##### MATERIAL FOR THE TASK #####

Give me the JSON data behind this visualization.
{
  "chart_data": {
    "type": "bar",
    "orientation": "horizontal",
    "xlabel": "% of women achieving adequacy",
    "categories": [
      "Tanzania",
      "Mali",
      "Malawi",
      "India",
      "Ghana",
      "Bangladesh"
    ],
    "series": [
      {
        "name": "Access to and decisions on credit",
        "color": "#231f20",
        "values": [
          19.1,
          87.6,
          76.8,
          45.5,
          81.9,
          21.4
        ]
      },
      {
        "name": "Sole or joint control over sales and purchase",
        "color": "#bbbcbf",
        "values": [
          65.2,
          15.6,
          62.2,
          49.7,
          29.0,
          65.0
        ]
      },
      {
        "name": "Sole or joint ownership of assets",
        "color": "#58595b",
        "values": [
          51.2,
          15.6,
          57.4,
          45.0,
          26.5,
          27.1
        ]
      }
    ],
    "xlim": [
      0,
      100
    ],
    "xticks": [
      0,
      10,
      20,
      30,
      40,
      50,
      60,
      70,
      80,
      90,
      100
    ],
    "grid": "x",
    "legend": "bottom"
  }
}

#####
##### MATERIAL FOR THE TASK #####

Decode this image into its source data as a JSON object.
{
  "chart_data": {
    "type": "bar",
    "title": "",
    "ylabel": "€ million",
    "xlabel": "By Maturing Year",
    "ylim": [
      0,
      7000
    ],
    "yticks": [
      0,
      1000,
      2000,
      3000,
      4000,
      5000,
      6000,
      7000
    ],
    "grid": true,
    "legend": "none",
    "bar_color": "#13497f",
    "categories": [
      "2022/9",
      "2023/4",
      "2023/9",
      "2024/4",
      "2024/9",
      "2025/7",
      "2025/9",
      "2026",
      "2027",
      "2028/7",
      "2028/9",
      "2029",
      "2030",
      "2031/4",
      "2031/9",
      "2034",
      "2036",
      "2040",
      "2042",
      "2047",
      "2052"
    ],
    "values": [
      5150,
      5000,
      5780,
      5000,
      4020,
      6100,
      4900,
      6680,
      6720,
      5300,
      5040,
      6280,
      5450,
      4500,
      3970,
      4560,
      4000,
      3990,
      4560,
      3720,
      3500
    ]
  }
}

#####

§ EXERCISE GOAL: Look through the data and gather every line with the string "JSON" in it.

§ REPLY TO THE TASK:
Give me the JSON data behind this visualization.
Decode this image into its source data as a JSON object.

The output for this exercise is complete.